» DATASET RECORDS:
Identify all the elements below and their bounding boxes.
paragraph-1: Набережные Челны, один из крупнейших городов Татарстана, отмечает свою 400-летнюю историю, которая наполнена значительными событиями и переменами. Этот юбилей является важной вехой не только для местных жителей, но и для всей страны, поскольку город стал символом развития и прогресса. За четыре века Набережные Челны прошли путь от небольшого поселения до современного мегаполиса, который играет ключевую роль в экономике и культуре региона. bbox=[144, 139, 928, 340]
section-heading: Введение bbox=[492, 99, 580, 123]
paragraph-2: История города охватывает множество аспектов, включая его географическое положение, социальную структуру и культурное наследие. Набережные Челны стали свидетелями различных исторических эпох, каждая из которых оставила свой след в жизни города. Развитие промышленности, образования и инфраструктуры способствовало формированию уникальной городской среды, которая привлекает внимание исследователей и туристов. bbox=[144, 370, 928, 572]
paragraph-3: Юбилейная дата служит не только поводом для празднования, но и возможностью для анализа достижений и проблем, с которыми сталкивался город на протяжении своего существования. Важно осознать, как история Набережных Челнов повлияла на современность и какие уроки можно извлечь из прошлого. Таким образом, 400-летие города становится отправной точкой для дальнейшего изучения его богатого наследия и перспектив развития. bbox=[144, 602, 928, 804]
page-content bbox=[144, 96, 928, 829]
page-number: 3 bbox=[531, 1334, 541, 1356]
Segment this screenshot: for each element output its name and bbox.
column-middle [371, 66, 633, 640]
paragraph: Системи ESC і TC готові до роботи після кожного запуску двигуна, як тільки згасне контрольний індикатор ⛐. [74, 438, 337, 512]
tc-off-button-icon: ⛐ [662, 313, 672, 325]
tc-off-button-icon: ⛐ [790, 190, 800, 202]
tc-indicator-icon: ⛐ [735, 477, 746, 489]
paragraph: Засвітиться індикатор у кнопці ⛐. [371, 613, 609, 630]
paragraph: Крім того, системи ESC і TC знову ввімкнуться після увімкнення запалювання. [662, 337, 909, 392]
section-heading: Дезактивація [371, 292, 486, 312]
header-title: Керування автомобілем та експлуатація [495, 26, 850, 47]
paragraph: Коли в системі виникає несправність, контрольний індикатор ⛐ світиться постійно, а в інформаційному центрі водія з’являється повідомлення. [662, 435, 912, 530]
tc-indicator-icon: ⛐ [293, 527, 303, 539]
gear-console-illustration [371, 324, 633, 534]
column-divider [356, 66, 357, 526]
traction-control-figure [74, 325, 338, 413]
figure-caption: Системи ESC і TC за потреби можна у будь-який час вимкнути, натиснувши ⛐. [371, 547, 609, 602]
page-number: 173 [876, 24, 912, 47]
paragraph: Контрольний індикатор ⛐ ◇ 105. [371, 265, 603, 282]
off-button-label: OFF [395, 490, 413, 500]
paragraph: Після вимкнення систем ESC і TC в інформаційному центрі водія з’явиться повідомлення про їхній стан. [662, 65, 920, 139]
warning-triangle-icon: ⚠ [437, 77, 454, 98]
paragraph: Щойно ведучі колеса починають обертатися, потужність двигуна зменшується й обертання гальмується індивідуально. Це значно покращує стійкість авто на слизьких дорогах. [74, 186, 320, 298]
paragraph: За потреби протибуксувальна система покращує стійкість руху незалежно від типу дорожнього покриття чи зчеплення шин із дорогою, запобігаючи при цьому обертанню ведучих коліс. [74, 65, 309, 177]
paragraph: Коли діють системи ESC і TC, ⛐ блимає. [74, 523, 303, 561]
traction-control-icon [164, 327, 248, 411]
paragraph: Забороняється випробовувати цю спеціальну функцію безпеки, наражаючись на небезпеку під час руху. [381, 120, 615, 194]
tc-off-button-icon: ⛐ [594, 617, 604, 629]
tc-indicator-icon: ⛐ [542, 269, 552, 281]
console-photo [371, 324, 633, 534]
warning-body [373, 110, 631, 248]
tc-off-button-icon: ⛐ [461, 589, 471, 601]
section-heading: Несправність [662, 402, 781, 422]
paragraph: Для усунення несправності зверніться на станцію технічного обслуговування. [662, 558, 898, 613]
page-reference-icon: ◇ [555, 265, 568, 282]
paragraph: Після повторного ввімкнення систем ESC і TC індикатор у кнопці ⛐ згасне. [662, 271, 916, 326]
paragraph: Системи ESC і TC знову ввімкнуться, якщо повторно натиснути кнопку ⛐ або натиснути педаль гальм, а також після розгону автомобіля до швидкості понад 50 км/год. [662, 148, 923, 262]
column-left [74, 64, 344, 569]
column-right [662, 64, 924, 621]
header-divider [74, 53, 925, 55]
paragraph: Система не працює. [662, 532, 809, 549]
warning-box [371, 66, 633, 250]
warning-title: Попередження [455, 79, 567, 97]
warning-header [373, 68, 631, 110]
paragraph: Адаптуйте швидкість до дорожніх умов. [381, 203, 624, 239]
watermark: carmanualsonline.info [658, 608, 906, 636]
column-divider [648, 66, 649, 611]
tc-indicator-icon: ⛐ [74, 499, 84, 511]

» TASK GOAL: Pull out each line of the data above that contains the word "стійкість", copying the whole line.

» WRITTEN ANSWER:
paragraph: Щойно ведучі колеса починають обертатися, потужність двигуна зменшується й обертання гальмується індивідуально. Це значно покращує стійкість авто на слизьких дорогах. [74, 186, 320, 298]
paragraph: За потреби протибуксувальна система покращує стійкість руху незалежно від типу дорожнього покриття чи зчеплення шин із дорогою, запобігаючи при цьому обертанню ведучих коліс. [74, 65, 309, 177]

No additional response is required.